BEGIN Supplied material

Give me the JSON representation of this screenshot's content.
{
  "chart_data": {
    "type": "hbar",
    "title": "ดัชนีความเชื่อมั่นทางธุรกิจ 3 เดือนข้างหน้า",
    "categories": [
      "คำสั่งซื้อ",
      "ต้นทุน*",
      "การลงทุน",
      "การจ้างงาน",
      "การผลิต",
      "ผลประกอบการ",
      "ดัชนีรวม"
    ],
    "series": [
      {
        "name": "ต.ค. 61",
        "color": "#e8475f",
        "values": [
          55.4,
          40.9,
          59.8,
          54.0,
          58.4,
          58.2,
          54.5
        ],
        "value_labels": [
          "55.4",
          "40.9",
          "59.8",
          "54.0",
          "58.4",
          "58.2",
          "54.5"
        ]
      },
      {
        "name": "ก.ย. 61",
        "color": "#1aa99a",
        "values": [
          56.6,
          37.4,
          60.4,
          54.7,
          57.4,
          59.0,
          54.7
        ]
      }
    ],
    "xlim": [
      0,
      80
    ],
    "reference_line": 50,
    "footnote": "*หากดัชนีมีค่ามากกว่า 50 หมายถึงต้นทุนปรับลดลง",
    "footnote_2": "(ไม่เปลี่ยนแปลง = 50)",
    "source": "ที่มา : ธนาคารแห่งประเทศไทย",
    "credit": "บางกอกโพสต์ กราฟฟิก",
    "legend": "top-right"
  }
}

END Supplied material

**Request**
Give the complete listing a second time, exactly as it reads.

**Output**
Give me the JSON representation of this screenshot's content.
{
  "chart_data": {
    "type": "hbar",
    "title": "ดัชนีความเชื่อมั่นทางธุรกิจ 3 เดือนข้างหน้า",
    "categories": [
      "คำสั่งซื้อ",
      "ต้นทุน*",
      "การลงทุน",
      "การจ้างงาน",
      "การผลิต",
      "ผลประกอบการ",
      "ดัชนีรวม"
    ],
    "series": [
      {
        "name": "ต.ค. 61",
        "color": "#e8475f",
        "values": [
          55.4,
          40.9,
          59.8,
          54.0,
          58.4,
          58.2,
          54.5
        ],
        "value_labels": [
          "55.4",
          "40.9",
          "59.8",
          "54.0",
          "58.4",
          "58.2",
          "54.5"
        ]
      },
      {
        "name": "ก.ย. 61",
        "color": "#1aa99a",
        "values": [
          56.6,
          37.4,
          60.4,
          54.7,
          57.4,
          59.0,
          54.7
        ]
      }
    ],
    "xlim": [
      0,
      80
    ],
    "reference_line": 50,
    "footnote": "*หากดัชนีมีค่ามากกว่า 50 หมายถึงต้นทุนปรับลดลง",
    "footnote_2": "(ไม่เปลี่ยนแปลง = 50)",
    "source": "ที่มา : ธนาคารแห่งประเทศไทย",
    "credit": "บางกอกโพสต์ กราฟฟิก",
    "legend": "top-right"
  }
}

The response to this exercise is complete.